▸ **YOUR GOAL**
Look at the entries below and reproduce them exactly.

▸ **DATA FOR THIS TASK**
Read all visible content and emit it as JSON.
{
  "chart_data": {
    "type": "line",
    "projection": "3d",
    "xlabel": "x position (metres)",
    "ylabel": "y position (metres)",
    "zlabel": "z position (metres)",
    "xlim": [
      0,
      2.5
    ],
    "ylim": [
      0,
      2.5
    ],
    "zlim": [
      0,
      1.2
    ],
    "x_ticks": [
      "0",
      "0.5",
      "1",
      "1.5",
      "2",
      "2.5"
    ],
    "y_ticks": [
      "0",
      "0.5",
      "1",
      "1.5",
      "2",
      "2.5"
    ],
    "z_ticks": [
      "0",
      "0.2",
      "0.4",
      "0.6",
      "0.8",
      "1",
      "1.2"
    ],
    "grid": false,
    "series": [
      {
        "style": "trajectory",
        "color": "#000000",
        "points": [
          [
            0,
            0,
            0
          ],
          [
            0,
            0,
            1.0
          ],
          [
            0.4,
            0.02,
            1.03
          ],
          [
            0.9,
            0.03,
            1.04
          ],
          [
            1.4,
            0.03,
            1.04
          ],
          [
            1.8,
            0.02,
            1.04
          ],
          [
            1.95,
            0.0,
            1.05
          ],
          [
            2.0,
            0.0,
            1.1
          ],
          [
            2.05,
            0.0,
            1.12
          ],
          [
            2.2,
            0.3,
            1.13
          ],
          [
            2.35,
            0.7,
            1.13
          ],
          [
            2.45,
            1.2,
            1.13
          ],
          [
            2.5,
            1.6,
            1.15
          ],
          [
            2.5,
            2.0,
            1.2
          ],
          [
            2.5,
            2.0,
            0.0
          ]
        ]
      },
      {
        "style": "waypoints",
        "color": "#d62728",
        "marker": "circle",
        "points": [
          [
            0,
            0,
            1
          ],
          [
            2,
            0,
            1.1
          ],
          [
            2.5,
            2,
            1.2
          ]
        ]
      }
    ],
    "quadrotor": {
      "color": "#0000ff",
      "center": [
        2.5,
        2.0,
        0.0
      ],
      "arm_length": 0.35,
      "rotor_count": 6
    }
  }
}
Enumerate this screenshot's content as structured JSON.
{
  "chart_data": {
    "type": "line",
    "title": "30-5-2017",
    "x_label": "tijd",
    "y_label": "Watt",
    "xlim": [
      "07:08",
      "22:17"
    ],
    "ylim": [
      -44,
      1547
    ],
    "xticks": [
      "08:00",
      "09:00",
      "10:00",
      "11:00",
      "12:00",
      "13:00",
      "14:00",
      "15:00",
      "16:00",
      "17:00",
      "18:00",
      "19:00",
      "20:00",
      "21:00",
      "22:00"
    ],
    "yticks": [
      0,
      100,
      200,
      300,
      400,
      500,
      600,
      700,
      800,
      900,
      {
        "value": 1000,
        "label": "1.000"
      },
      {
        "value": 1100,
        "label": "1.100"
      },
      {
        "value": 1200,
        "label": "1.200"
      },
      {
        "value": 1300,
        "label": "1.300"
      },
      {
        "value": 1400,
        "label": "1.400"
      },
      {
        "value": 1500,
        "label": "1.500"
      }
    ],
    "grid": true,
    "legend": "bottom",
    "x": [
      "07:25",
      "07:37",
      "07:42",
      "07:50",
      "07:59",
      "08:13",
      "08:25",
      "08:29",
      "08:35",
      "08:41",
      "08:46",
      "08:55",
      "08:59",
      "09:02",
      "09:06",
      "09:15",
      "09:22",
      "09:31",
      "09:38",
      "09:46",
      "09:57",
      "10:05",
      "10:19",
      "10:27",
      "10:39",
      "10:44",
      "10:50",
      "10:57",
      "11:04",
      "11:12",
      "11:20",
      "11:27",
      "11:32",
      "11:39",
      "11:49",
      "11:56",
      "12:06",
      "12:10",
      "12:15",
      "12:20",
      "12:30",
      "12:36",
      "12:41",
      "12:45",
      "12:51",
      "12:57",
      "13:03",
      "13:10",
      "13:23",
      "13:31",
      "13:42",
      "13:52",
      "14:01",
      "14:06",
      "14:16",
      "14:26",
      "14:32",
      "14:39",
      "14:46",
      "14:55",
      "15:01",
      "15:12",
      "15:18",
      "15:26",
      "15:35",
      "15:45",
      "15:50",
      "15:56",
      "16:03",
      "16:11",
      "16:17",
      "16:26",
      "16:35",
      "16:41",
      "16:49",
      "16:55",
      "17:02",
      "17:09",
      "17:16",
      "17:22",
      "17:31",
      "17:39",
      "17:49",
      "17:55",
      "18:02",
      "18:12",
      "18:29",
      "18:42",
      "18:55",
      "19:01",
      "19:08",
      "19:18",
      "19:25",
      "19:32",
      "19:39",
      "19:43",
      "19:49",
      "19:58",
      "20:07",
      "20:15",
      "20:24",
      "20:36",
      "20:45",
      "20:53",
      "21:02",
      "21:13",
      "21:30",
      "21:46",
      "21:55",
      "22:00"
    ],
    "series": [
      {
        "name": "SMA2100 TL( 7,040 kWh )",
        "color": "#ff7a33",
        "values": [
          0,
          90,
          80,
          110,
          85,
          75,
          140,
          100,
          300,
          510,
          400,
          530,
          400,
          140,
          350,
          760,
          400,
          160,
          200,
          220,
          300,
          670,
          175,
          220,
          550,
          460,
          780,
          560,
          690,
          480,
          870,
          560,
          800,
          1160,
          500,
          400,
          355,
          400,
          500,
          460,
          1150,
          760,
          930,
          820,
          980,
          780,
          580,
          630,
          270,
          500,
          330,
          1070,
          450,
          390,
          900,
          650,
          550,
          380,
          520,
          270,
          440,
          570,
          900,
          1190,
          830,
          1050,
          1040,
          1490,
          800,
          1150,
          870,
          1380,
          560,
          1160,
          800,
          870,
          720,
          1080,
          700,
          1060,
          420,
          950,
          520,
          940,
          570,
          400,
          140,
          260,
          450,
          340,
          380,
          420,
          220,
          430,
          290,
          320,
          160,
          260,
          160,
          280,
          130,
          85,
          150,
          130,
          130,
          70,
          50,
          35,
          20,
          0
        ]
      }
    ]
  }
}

▸ **EXERCISE ANSWER**
Read all visible content and emit it as JSON.
{
  "chart_data": {
    "type": "line",
    "projection": "3d",
    "xlabel": "x position (metres)",
    "ylabel": "y position (metres)",
    "zlabel": "z position (metres)",
    "xlim": [
      0,
      2.5
    ],
    "ylim": [
      0,
      2.5
    ],
    "zlim": [
      0,
      1.2
    ],
    "x_ticks": [
      "0",
      "0.5",
      "1",
      "1.5",
      "2",
      "2.5"
    ],
    "y_ticks": [
      "0",
      "0.5",
      "1",
      "1.5",
      "2",
      "2.5"
    ],
    "z_ticks": [
      "0",
      "0.2",
      "0.4",
      "0.6",
      "0.8",
      "1",
      "1.2"
    ],
    "grid": false,
    "series": [
      {
        "style": "trajectory",
        "color": "#000000",
        "points": [
          [
            0,
            0,
            0
          ],
          [
            0,
            0,
            1.0
          ],
          [
            0.4,
            0.02,
            1.03
          ],
          [
            0.9,
            0.03,
            1.04
          ],
          [
            1.4,
            0.03,
            1.04
          ],
          [
            1.8,
            0.02,
            1.04
          ],
          [
            1.95,
            0.0,
            1.05
          ],
          [
            2.0,
            0.0,
            1.1
          ],
          [
            2.05,
            0.0,
            1.12
          ],
          [
            2.2,
            0.3,
            1.13
          ],
          [
            2.35,
            0.7,
            1.13
          ],
          [
            2.45,
            1.2,
            1.13
          ],
          [
            2.5,
            1.6,
            1.15
          ],
          [
            2.5,
            2.0,
            1.2
          ],
          [
            2.5,
            2.0,
            0.0
          ]
        ]
      },
      {
        "style": "waypoints",
        "color": "#d62728",
        "marker": "circle",
        "points": [
          [
            0,
            0,
            1
          ],
          [
            2,
            0,
            1.1
          ],
          [
            2.5,
            2,
            1.2
          ]
        ]
      }
    ],
    "quadrotor": {
      "color": "#0000ff",
      "center": [
        2.5,
        2.0,
        0.0
      ],
      "arm_length": 0.35,
      "rotor_count": 6
    }
  }
}
Enumerate this screenshot's content as structured JSON.
{
  "chart_data": {
    "type": "line",
    "title": "30-5-2017",
    "x_label": "tijd",
    "y_label": "Watt",
    "xlim": [
      "07:08",
      "22:17"
    ],
    "ylim": [
      -44,
      1547
    ],
    "xticks": [
      "08:00",
      "09:00",
      "10:00",
      "11:00",
      "12:00",
      "13:00",
      "14:00",
      "15:00",
      "16:00",
      "17:00",
      "18:00",
      "19:00",
      "20:00",
      "21:00",
      "22:00"
    ],
    "yticks": [
      0,
      100,
      200,
      300,
      400,
      500,
      600,
      700,
      800,
      900,
      {
        "value": 1000,
        "label": "1.000"
      },
      {
        "value": 1100,
        "label": "1.100"
      },
      {
        "value": 1200,
        "label": "1.200"
      },
      {
        "value": 1300,
        "label": "1.300"
      },
      {
        "value": 1400,
        "label": "1.400"
      },
      {
        "value": 1500,
        "label": "1.500"
      }
    ],
    "grid": true,
    "legend": "bottom",
    "x": [
      "07:25",
      "07:37",
      "07:42",
      "07:50",
      "07:59",
      "08:13",
      "08:25",
      "08:29",
      "08:35",
      "08:41",
      "08:46",
      "08:55",
      "08:59",
      "09:02",
      "09:06",
      "09:15",
      "09:22",
      "09:31",
      "09:38",
      "09:46",
      "09:57",
      "10:05",
      "10:19",
      "10:27",
      "10:39",
      "10:44",
      "10:50",
      "10:57",
      "11:04",
      "11:12",
      "11:20",
      "11:27",
      "11:32",
      "11:39",
      "11:49",
      "11:56",
      "12:06",
      "12:10",
      "12:15",
      "12:20",
      "12:30",
      "12:36",
      "12:41",
      "12:45",
      "12:51",
      "12:57",
      "13:03",
      "13:10",
      "13:23",
      "13:31",
      "13:42",
      "13:52",
      "14:01",
      "14:06",
      "14:16",
      "14:26",
      "14:32",
      "14:39",
      "14:46",
      "14:55",
      "15:01",
      "15:12",
      "15:18",
      "15:26",
      "15:35",
      "15:45",
      "15:50",
      "15:56",
      "16:03",
      "16:11",
      "16:17",
      "16:26",
      "16:35",
      "16:41",
      "16:49",
      "16:55",
      "17:02",
      "17:09",
      "17:16",
      "17:22",
      "17:31",
      "17:39",
      "17:49",
      "17:55",
      "18:02",
      "18:12",
      "18:29",
      "18:42",
      "18:55",
      "19:01",
      "19:08",
      "19:18",
      "19:25",
      "19:32",
      "19:39",
      "19:43",
      "19:49",
      "19:58",
      "20:07",
      "20:15",
      "20:24",
      "20:36",
      "20:45",
      "20:53",
      "21:02",
      "21:13",
      "21:30",
      "21:46",
      "21:55",
      "22:00"
    ],
    "series": [
      {
        "name": "SMA2100 TL( 7,040 kWh )",
        "color": "#ff7a33",
        "values": [
          0,
          90,
          80,
          110,
          85,
          75,
          140,
          100,
          300,
          510,
          400,
          530,
          400,
          140,
          350,
          760,
          400,
          160,
          200,
          220,
          300,
          670,
          175,
          220,
          550,
          460,
          780,
          560,
          690,
          480,
          870,
          560,
          800,
          1160,
          500,
          400,
          355,
          400,
          500,
          460,
          1150,
          760,
          930,
          820,
          980,
          780,
          580,
          630,
          270,
          500,
          330,
          1070,
          450,
          390,
          900,
          650,
          550,
          380,
          520,
          270,
          440,
          570,
          900,
          1190,
          830,
          1050,
          1040,
          1490,
          800,
          1150,
          870,
          1380,
          560,
          1160,
          800,
          870,
          720,
          1080,
          700,
          1060,
          420,
          950,
          520,
          940,
          570,
          400,
          140,
          260,
          450,
          340,
          380,
          420,
          220,
          430,
          290,
          320,
          160,
          260,
          160,
          280,
          130,
          85,
          150,
          130,
          130,
          70,
          50,
          35,
          20,
          0
        ]
      }
    ]
  }
}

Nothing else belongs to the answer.